▶ _Short exercise_: Find the lines holding "name" and copy them.

▶ _Records for this task_:

- - - -

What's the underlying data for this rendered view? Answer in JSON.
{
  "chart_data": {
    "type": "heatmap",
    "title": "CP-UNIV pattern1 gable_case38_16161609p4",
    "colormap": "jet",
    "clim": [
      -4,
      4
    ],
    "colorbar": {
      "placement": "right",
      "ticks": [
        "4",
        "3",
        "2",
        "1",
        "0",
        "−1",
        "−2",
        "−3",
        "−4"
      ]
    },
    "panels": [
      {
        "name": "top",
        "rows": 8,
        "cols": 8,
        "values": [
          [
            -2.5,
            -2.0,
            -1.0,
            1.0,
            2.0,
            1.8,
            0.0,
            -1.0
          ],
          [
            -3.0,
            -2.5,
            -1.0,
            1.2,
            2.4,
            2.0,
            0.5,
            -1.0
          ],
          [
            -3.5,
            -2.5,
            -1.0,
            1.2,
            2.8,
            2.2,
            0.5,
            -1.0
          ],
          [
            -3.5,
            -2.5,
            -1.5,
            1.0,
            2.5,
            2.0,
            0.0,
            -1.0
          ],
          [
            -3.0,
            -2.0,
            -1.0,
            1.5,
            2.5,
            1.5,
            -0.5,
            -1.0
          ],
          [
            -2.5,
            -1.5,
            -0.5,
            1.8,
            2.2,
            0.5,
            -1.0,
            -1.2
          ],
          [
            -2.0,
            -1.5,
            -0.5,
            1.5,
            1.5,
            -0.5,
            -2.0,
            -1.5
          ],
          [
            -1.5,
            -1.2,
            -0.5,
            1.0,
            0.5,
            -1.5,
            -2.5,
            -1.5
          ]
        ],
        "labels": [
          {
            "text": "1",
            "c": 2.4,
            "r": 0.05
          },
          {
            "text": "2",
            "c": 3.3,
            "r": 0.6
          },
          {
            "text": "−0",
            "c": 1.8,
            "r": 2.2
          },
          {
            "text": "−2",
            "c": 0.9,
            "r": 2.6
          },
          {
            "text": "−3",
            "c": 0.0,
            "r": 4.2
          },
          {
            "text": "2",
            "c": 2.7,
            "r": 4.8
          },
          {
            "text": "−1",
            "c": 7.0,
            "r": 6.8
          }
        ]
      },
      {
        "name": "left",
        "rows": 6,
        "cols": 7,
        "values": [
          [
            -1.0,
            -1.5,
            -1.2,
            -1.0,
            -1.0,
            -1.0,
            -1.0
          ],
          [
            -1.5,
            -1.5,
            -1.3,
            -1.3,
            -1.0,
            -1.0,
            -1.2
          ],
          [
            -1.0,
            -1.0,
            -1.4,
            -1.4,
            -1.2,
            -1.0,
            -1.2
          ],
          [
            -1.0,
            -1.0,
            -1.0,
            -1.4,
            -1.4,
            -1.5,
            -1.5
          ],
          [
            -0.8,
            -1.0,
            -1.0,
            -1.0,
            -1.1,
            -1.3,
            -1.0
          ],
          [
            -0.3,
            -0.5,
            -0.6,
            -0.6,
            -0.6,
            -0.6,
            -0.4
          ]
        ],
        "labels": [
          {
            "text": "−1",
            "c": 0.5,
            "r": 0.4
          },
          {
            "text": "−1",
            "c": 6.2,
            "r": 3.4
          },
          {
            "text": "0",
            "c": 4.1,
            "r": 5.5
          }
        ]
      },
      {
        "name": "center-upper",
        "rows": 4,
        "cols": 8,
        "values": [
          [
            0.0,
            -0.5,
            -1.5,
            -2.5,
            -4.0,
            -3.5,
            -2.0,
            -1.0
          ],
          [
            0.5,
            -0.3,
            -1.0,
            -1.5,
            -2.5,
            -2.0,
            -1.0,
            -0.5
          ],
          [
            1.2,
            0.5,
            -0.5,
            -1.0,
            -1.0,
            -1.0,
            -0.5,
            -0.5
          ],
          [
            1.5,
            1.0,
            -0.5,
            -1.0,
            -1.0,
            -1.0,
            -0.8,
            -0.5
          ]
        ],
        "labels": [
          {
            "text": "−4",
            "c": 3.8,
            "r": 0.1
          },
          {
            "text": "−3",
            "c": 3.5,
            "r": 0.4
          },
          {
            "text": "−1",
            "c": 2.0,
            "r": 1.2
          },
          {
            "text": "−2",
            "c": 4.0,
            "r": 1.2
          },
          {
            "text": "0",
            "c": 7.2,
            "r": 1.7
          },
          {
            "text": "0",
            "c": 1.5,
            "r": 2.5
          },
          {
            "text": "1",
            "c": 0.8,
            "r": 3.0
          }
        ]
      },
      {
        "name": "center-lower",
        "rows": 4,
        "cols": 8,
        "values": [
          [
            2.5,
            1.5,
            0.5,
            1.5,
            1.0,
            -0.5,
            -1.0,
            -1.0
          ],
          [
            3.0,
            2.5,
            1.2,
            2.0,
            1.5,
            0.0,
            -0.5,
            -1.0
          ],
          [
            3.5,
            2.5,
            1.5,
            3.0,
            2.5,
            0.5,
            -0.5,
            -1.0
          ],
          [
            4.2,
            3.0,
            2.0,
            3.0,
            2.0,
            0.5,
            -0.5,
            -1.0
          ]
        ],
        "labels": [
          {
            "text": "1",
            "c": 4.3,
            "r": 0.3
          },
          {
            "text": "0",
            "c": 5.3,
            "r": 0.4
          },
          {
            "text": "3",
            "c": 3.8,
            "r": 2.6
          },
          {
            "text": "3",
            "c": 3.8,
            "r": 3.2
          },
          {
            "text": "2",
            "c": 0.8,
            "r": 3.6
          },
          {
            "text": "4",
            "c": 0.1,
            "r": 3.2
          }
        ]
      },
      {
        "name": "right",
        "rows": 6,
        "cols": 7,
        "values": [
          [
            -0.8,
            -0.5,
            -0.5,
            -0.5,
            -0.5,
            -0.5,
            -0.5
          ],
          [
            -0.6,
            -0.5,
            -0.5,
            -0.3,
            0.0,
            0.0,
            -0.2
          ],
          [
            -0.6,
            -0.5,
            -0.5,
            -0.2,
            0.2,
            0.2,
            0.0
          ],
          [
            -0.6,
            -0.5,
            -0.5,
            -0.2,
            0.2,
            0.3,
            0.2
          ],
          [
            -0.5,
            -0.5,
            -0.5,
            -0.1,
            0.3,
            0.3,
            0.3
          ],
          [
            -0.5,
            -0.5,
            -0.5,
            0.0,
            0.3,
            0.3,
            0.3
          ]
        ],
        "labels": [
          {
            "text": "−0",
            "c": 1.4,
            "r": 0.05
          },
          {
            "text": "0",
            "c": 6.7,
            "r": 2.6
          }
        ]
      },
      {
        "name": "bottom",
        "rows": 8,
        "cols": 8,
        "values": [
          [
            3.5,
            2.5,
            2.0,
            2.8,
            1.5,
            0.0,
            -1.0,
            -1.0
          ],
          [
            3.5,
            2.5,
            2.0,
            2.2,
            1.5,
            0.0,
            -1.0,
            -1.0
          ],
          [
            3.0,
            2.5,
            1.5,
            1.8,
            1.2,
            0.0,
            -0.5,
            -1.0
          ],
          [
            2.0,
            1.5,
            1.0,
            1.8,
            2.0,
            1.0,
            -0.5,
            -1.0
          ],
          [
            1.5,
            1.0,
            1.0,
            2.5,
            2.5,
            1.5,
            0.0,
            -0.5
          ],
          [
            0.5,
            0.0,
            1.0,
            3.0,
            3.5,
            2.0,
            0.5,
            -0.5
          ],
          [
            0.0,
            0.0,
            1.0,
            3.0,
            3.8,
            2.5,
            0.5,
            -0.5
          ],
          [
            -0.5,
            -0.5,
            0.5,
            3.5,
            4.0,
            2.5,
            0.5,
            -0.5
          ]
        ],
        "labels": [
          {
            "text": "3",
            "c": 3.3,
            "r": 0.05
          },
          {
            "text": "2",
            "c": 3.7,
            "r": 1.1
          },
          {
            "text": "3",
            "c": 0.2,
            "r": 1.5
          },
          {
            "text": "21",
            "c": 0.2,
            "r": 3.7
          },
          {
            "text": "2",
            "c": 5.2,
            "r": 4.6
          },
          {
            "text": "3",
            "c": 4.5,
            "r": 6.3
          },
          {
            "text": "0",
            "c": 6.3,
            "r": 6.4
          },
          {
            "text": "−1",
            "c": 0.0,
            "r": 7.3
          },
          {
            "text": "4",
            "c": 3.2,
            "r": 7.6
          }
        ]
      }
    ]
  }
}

- - - -

▶ _Complete output_:
        "name": "top",
        "name": "left",
        "name": "center-upper",
        "name": "center-lower",
        "name": "right",
        "name": "bottom",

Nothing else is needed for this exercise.